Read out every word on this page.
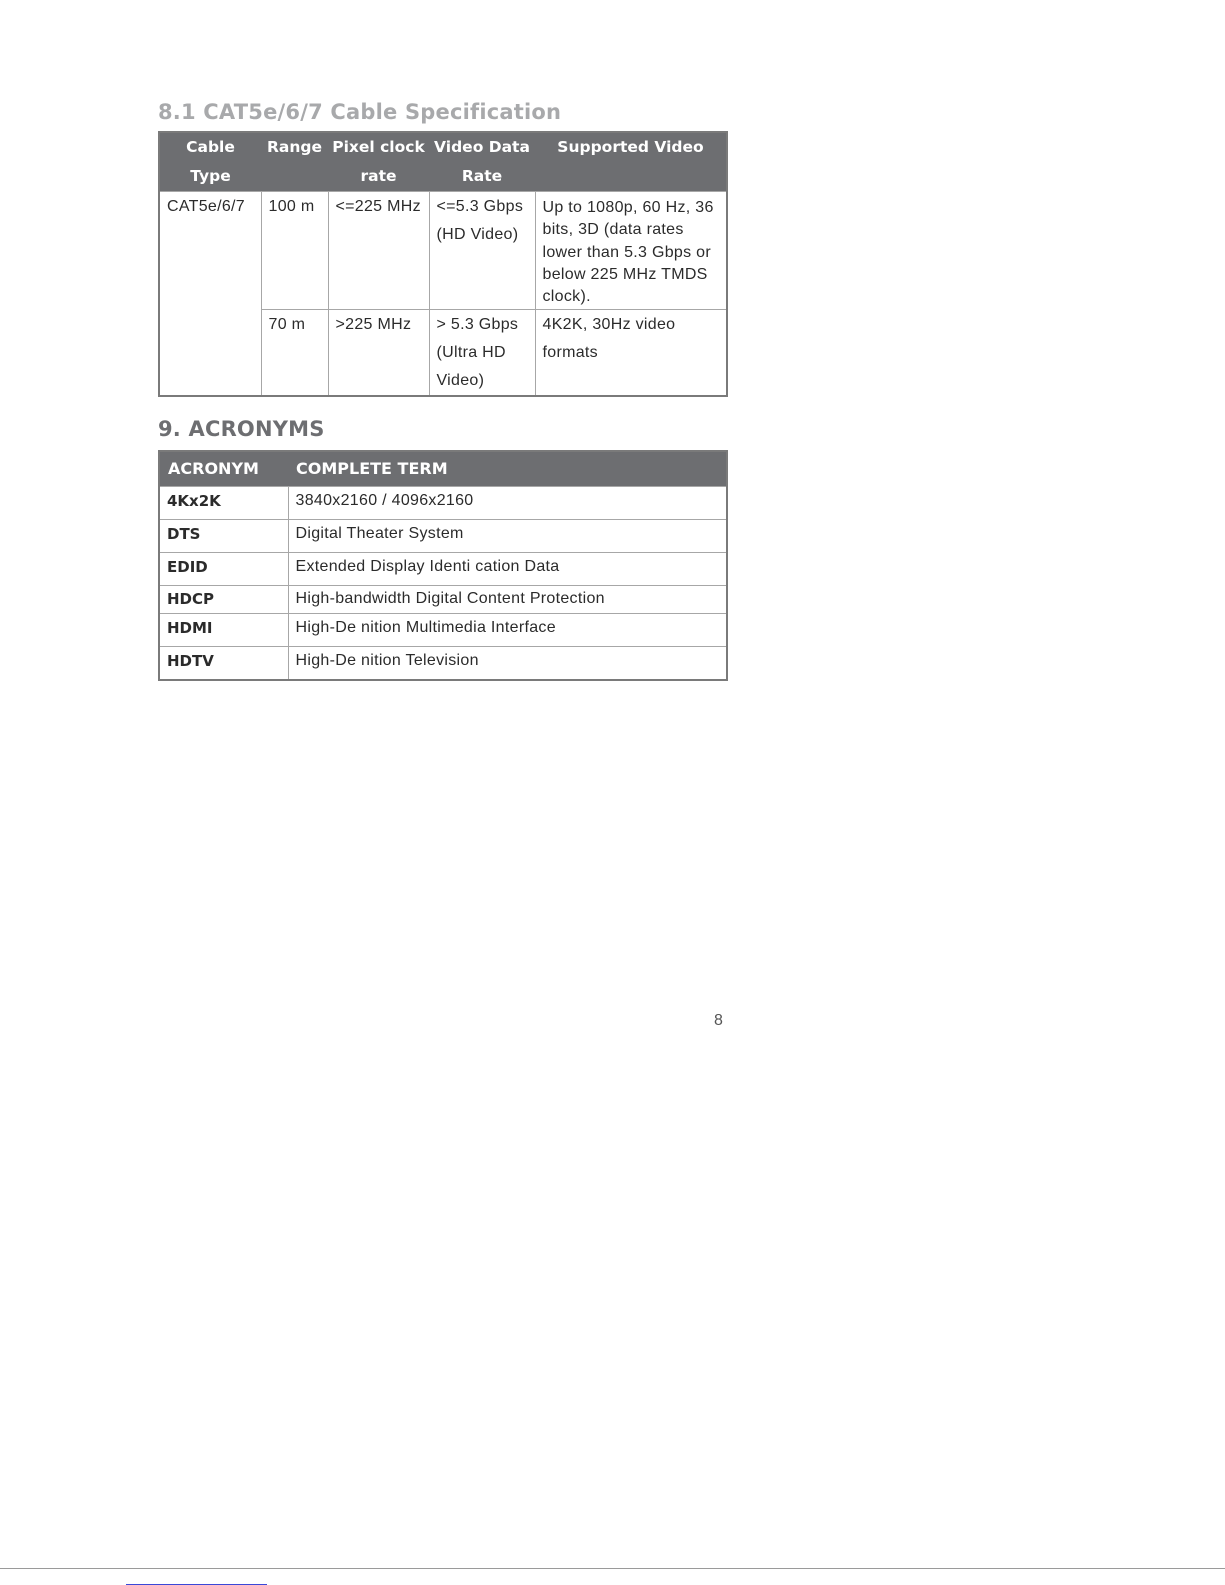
8.1 CAT5e/6/7 Cable Specification
Cable Type	Range	Pixel clock rate	Video Data Rate	Supported Video
CAT5e/6/7	100 m	<=225 MHz	<=5.3 Gbps (HD Video)	Up to 1080p, 60 Hz, 36 bits, 3D (data rates lower than 5.3 Gbps or below 225 MHz TMDS clock).
	70 m	>225 MHz	> 5.3 Gbps (Ultra HD Video)	4K2K, 30Hz video formats
9. ACRONYMS
ACRONYM	COMPLETE TERM
4Kx2K	3840x2160 / 4096x2160
DTS	Digital Theater System
EDID	Extended Display Identi cation Data
HDCP	High-bandwidth Digital Content Protection
HDMI	High-De nition Multimedia Interface
HDTV	High-De nition Television
8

* * *

YOUR TASK =
Write the lines above out again exactly, without any of their pictures.

EXPECTED ANSWER =
Read out every word on this page.
8.1 CAT5e/6/7 Cable Specification
Cable Type	Range	Pixel clock rate	Video Data Rate	Supported Video
CAT5e/6/7	100 m	<=225 MHz	<=5.3 Gbps (HD Video)	Up to 1080p, 60 Hz, 36 bits, 3D (data rates lower than 5.3 Gbps or below 225 MHz TMDS clock).
	70 m	>225 MHz	> 5.3 Gbps (Ultra HD Video)	4K2K, 30Hz video formats
9. ACRONYMS
ACRONYM	COMPLETE TERM
4Kx2K	3840x2160 / 4096x2160
DTS	Digital Theater System
EDID	Extended Display Identi cation Data
HDCP	High-bandwidth Digital Content Protection
HDMI	High-De nition Multimedia Interface
HDTV	High-De nition Television
8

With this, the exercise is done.